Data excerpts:
——————————

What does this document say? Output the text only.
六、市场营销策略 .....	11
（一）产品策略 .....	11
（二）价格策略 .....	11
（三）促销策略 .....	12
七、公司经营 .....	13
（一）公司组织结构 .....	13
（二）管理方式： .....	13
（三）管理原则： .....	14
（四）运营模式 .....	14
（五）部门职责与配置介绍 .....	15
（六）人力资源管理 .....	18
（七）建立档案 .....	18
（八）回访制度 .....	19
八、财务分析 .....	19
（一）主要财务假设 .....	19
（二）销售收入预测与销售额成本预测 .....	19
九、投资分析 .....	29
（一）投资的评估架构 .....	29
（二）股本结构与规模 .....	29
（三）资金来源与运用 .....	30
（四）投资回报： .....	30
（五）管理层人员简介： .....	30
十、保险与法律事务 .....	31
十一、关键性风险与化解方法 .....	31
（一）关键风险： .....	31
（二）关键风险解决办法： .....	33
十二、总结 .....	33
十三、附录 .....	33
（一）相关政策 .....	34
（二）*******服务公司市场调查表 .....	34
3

——————————

EXERCISE DIRECTIONS: Repeat the data above exactly.

EXERCISE OUTPUT:
What does this document say? Output the text only.
六、市场营销策略 .....	11
（一）产品策略 .....	11
（二）价格策略 .....	11
（三）促销策略 .....	12
七、公司经营 .....	13
（一）公司组织结构 .....	13
（二）管理方式： .....	13
（三）管理原则： .....	14
（四）运营模式 .....	14
（五）部门职责与配置介绍 .....	15
（六）人力资源管理 .....	18
（七）建立档案 .....	18
（八）回访制度 .....	19
八、财务分析 .....	19
（一）主要财务假设 .....	19
（二）销售收入预测与销售额成本预测 .....	19
九、投资分析 .....	29
（一）投资的评估架构 .....	29
（二）股本结构与规模 .....	29
（三）资金来源与运用 .....	30
（四）投资回报： .....	30
（五）管理层人员简介： .....	30
十、保险与法律事务 .....	31
十一、关键性风险与化解方法 .....	31
（一）关键风险： .....	31
（二）关键风险解决办法： .....	33
十二、总结 .....	33
十三、附录 .....	33
（一）相关政策 .....	34
（二）*******服务公司市场调查表 .....	34
3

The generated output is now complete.